AIM OF THE EXERCISE →
Omit every picture and return the rest of the data unaltered.

DATA LINES →
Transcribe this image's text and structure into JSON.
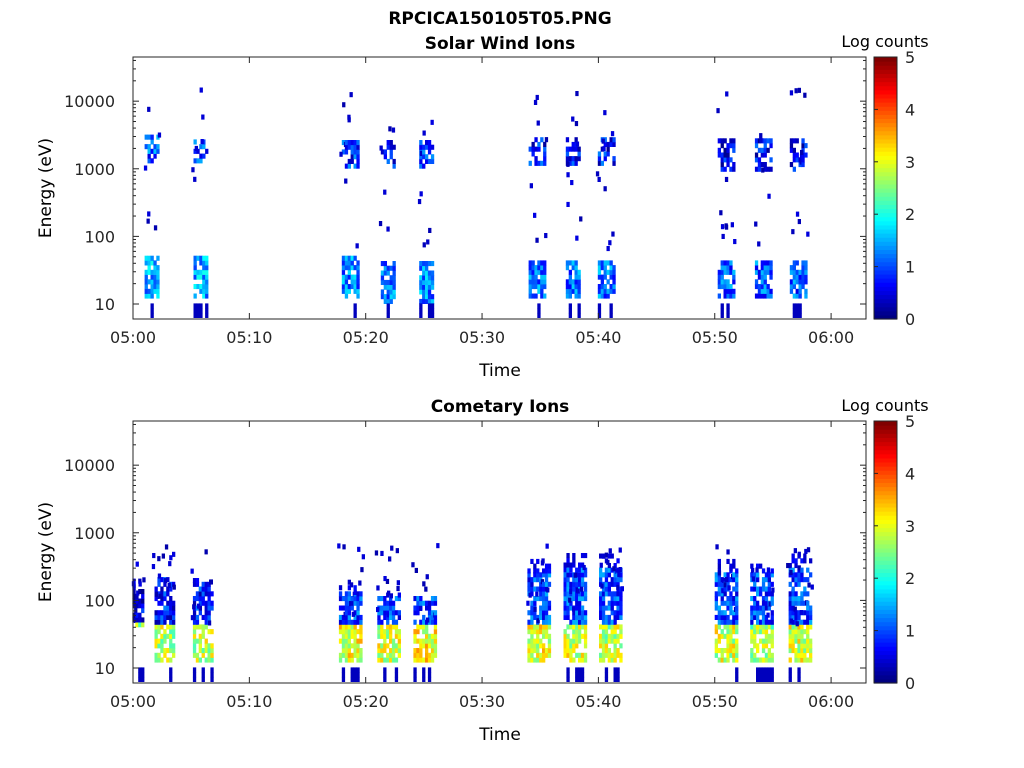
{
  "figure": {
    "title": "RPCICA150105T05.PNG"
  },
  "chart_data": [
    {
      "type": "heatmap",
      "title": "Solar Wind Ions",
      "xlabel": "Time",
      "ylabel": "Energy (eV)",
      "x_ticks": [
        "05:00",
        "05:10",
        "05:20",
        "05:30",
        "05:40",
        "05:50",
        "06:00"
      ],
      "xlim": [
        "05:00",
        "06:03"
      ],
      "y_scale": "log",
      "y_ticks": [
        10,
        100,
        1000,
        10000
      ],
      "y_tick_labels": [
        "10",
        "100",
        "1000",
        "10000"
      ],
      "ylim": [
        6,
        45000
      ],
      "colorbar": {
        "label": "Log counts",
        "range": [
          0,
          5
        ],
        "ticks": [
          "0",
          "1",
          "2",
          "3",
          "4",
          "5"
        ],
        "colormap": "jet"
      },
      "bursts": [
        {
          "t": 1.6,
          "w": 1.2,
          "low": [
            12,
            45
          ],
          "low_level": 2.0,
          "mid": [
            1200,
            3000
          ],
          "mid_level": 1.6
        },
        {
          "t": 5.7,
          "w": 1.0,
          "low": [
            12,
            45
          ],
          "low_level": 2.0,
          "mid": [
            1200,
            3000
          ],
          "mid_level": 1.6
        },
        {
          "t": 18.6,
          "w": 1.3,
          "low": [
            12,
            45
          ],
          "low_level": 1.8,
          "mid": [
            1000,
            2500
          ],
          "mid_level": 1.4
        },
        {
          "t": 21.9,
          "w": 1.2,
          "low": [
            10,
            40
          ],
          "low_level": 1.8,
          "mid": [
            1000,
            2500
          ],
          "mid_level": 1.4
        },
        {
          "t": 25.2,
          "w": 1.2,
          "low": [
            10,
            40
          ],
          "low_level": 1.8,
          "mid": [
            1000,
            2500
          ],
          "mid_level": 1.4
        },
        {
          "t": 34.7,
          "w": 1.4,
          "low": [
            12,
            40
          ],
          "low_level": 1.7,
          "mid": [
            1100,
            2500
          ],
          "mid_level": 1.3
        },
        {
          "t": 37.8,
          "w": 1.2,
          "low": [
            12,
            40
          ],
          "low_level": 1.7,
          "mid": [
            1100,
            2500
          ],
          "mid_level": 1.3
        },
        {
          "t": 40.6,
          "w": 1.3,
          "low": [
            12,
            40
          ],
          "low_level": 1.7,
          "mid": [
            1100,
            2500
          ],
          "mid_level": 1.3
        },
        {
          "t": 50.9,
          "w": 1.3,
          "low": [
            12,
            40
          ],
          "low_level": 1.6,
          "mid": [
            900,
            2500
          ],
          "mid_level": 1.2
        },
        {
          "t": 54.1,
          "w": 1.3,
          "low": [
            12,
            40
          ],
          "low_level": 1.6,
          "mid": [
            900,
            2500
          ],
          "mid_level": 1.2
        },
        {
          "t": 57.1,
          "w": 1.3,
          "low": [
            12,
            40
          ],
          "low_level": 1.6,
          "mid": [
            900,
            2500
          ],
          "mid_level": 1.2
        }
      ]
    },
    {
      "type": "heatmap",
      "title": "Cometary Ions",
      "xlabel": "Time",
      "ylabel": "Energy (eV)",
      "x_ticks": [
        "05:00",
        "05:10",
        "05:20",
        "05:30",
        "05:40",
        "05:50",
        "06:00"
      ],
      "xlim": [
        "05:00",
        "06:03"
      ],
      "y_scale": "log",
      "y_ticks": [
        10,
        100,
        1000,
        10000
      ],
      "y_tick_labels": [
        "10",
        "100",
        "1000",
        "10000"
      ],
      "ylim": [
        6,
        45000
      ],
      "colorbar": {
        "label": "Log counts",
        "range": [
          0,
          5
        ],
        "ticks": [
          "0",
          "1",
          "2",
          "3",
          "4",
          "5"
        ],
        "colormap": "jet"
      },
      "bursts": [
        {
          "t": 0.4,
          "w": 0.9,
          "low": [
            40,
            150
          ],
          "low_level": 1.0,
          "core": [
            12,
            45
          ],
          "core_level": 3.1,
          "top": 180
        },
        {
          "t": 2.6,
          "w": 1.5,
          "low": [
            12,
            200
          ],
          "low_level": 1.3,
          "core": [
            12,
            40
          ],
          "core_level": 3.4,
          "top": 200
        },
        {
          "t": 5.9,
          "w": 1.5,
          "low": [
            12,
            180
          ],
          "low_level": 1.3,
          "core": [
            12,
            40
          ],
          "core_level": 3.4,
          "top": 180
        },
        {
          "t": 18.6,
          "w": 1.8,
          "low": [
            12,
            120
          ],
          "low_level": 1.5,
          "core": [
            12,
            40
          ],
          "core_level": 3.6,
          "top": 150
        },
        {
          "t": 21.9,
          "w": 1.8,
          "low": [
            12,
            110
          ],
          "low_level": 1.5,
          "core": [
            12,
            40
          ],
          "core_level": 3.5,
          "top": 120
        },
        {
          "t": 25.0,
          "w": 1.8,
          "low": [
            12,
            110
          ],
          "low_level": 1.5,
          "core": [
            12,
            40
          ],
          "core_level": 3.7,
          "top": 120
        },
        {
          "t": 34.8,
          "w": 1.8,
          "low": [
            12,
            250
          ],
          "low_level": 1.5,
          "core": [
            12,
            40
          ],
          "core_level": 3.6,
          "top": 350
        },
        {
          "t": 37.9,
          "w": 1.8,
          "low": [
            12,
            260
          ],
          "low_level": 1.5,
          "core": [
            12,
            40
          ],
          "core_level": 3.5,
          "top": 450
        },
        {
          "t": 41.0,
          "w": 1.9,
          "low": [
            12,
            300
          ],
          "low_level": 1.5,
          "core": [
            12,
            40
          ],
          "core_level": 3.4,
          "top": 450
        },
        {
          "t": 50.9,
          "w": 1.8,
          "low": [
            12,
            250
          ],
          "low_level": 1.5,
          "core": [
            12,
            40
          ],
          "core_level": 3.5,
          "top": 500
        },
        {
          "t": 54.0,
          "w": 1.9,
          "low": [
            12,
            250
          ],
          "low_level": 1.5,
          "core": [
            12,
            40
          ],
          "core_level": 3.3,
          "top": 350
        },
        {
          "t": 57.3,
          "w": 1.9,
          "low": [
            12,
            300
          ],
          "low_level": 1.5,
          "core": [
            12,
            40
          ],
          "core_level": 3.5,
          "top": 450
        }
      ]
    }
  ]
}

OUTPUT OF THE TASK →
Transcribe this image's text and structure into JSON.
{
  "figure": {
    "title": "RPCICA150105T05.PNG"
  },
  "chart_data": [
    {
      "type": "heatmap",
      "title": "Solar Wind Ions",
      "xlabel": "Time",
      "ylabel": "Energy (eV)",
      "x_ticks": [
        "05:00",
        "05:10",
        "05:20",
        "05:30",
        "05:40",
        "05:50",
        "06:00"
      ],
      "xlim": [
        "05:00",
        "06:03"
      ],
      "y_scale": "log",
      "y_ticks": [
        10,
        100,
        1000,
        10000
      ],
      "y_tick_labels": [
        "10",
        "100",
        "1000",
        "10000"
      ],
      "ylim": [
        6,
        45000
      ],
      "colorbar": {
        "label": "Log counts",
        "range": [
          0,
          5
        ],
        "ticks": [
          "0",
          "1",
          "2",
          "3",
          "4",
          "5"
        ],
        "colormap": "jet"
      },
      "bursts": [
        {
          "t": 1.6,
          "w": 1.2,
          "low": [
            12,
            45
          ],
          "low_level": 2.0,
          "mid": [
            1200,
            3000
          ],
          "mid_level": 1.6
        },
        {
          "t": 5.7,
          "w": 1.0,
          "low": [
            12,
            45
          ],
          "low_level": 2.0,
          "mid": [
            1200,
            3000
          ],
          "mid_level": 1.6
        },
        {
          "t": 18.6,
          "w": 1.3,
          "low": [
            12,
            45
          ],
          "low_level": 1.8,
          "mid": [
            1000,
            2500
          ],
          "mid_level": 1.4
        },
        {
          "t": 21.9,
          "w": 1.2,
          "low": [
            10,
            40
          ],
          "low_level": 1.8,
          "mid": [
            1000,
            2500
          ],
          "mid_level": 1.4
        },
        {
          "t": 25.2,
          "w": 1.2,
          "low": [
            10,
            40
          ],
          "low_level": 1.8,
          "mid": [
            1000,
            2500
          ],
          "mid_level": 1.4
        },
        {
          "t": 34.7,
          "w": 1.4,
          "low": [
            12,
            40
          ],
          "low_level": 1.7,
          "mid": [
            1100,
            2500
          ],
          "mid_level": 1.3
        },
        {
          "t": 37.8,
          "w": 1.2,
          "low": [
            12,
            40
          ],
          "low_level": 1.7,
          "mid": [
            1100,
            2500
          ],
          "mid_level": 1.3
        },
        {
          "t": 40.6,
          "w": 1.3,
          "low": [
            12,
            40
          ],
          "low_level": 1.7,
          "mid": [
            1100,
            2500
          ],
          "mid_level": 1.3
        },
        {
          "t": 50.9,
          "w": 1.3,
          "low": [
            12,
            40
          ],
          "low_level": 1.6,
          "mid": [
            900,
            2500
          ],
          "mid_level": 1.2
        },
        {
          "t": 54.1,
          "w": 1.3,
          "low": [
            12,
            40
          ],
          "low_level": 1.6,
          "mid": [
            900,
            2500
          ],
          "mid_level": 1.2
        },
        {
          "t": 57.1,
          "w": 1.3,
          "low": [
            12,
            40
          ],
          "low_level": 1.6,
          "mid": [
            900,
            2500
          ],
          "mid_level": 1.2
        }
      ]
    },
    {
      "type": "heatmap",
      "title": "Cometary Ions",
      "xlabel": "Time",
      "ylabel": "Energy (eV)",
      "x_ticks": [
        "05:00",
        "05:10",
        "05:20",
        "05:30",
        "05:40",
        "05:50",
        "06:00"
      ],
      "xlim": [
        "05:00",
        "06:03"
      ],
      "y_scale": "log",
      "y_ticks": [
        10,
        100,
        1000,
        10000
      ],
      "y_tick_labels": [
        "10",
        "100",
        "1000",
        "10000"
      ],
      "ylim": [
        6,
        45000
      ],
      "colorbar": {
        "label": "Log counts",
        "range": [
          0,
          5
        ],
        "ticks": [
          "0",
          "1",
          "2",
          "3",
          "4",
          "5"
        ],
        "colormap": "jet"
      },
      "bursts": [
        {
          "t": 0.4,
          "w": 0.9,
          "low": [
            40,
            150
          ],
          "low_level": 1.0,
          "core": [
            12,
            45
          ],
          "core_level": 3.1,
          "top": 180
        },
        {
          "t": 2.6,
          "w": 1.5,
          "low": [
            12,
            200
          ],
          "low_level": 1.3,
          "core": [
            12,
            40
          ],
          "core_level": 3.4,
          "top": 200
        },
        {
          "t": 5.9,
          "w": 1.5,
          "low": [
            12,
            180
          ],
          "low_level": 1.3,
          "core": [
            12,
            40
          ],
          "core_level": 3.4,
          "top": 180
        },
        {
          "t": 18.6,
          "w": 1.8,
          "low": [
            12,
            120
          ],
          "low_level": 1.5,
          "core": [
            12,
            40
          ],
          "core_level": 3.6,
          "top": 150
        },
        {
          "t": 21.9,
          "w": 1.8,
          "low": [
            12,
            110
          ],
          "low_level": 1.5,
          "core": [
            12,
            40
          ],
          "core_level": 3.5,
          "top": 120
        },
        {
          "t": 25.0,
          "w": 1.8,
          "low": [
            12,
            110
          ],
          "low_level": 1.5,
          "core": [
            12,
            40
          ],
          "core_level": 3.7,
          "top": 120
        },
        {
          "t": 34.8,
          "w": 1.8,
          "low": [
            12,
            250
          ],
          "low_level": 1.5,
          "core": [
            12,
            40
          ],
          "core_level": 3.6,
          "top": 350
        },
        {
          "t": 37.9,
          "w": 1.8,
          "low": [
            12,
            260
          ],
          "low_level": 1.5,
          "core": [
            12,
            40
          ],
          "core_level": 3.5,
          "top": 450
        },
        {
          "t": 41.0,
          "w": 1.9,
          "low": [
            12,
            300
          ],
          "low_level": 1.5,
          "core": [
            12,
            40
          ],
          "core_level": 3.4,
          "top": 450
        },
        {
          "t": 50.9,
          "w": 1.8,
          "low": [
            12,
            250
          ],
          "low_level": 1.5,
          "core": [
            12,
            40
          ],
          "core_level": 3.5,
          "top": 500
        },
        {
          "t": 54.0,
          "w": 1.9,
          "low": [
            12,
            250
          ],
          "low_level": 1.5,
          "core": [
            12,
            40
          ],
          "core_level": 3.3,
          "top": 350
        },
        {
          "t": 57.3,
          "w": 1.9,
          "low": [
            12,
            300
          ],
          "low_level": 1.5,
          "core": [
            12,
            40
          ],
          "core_level": 3.5,
          "top": 450
        }
      ]
    }
  ]
}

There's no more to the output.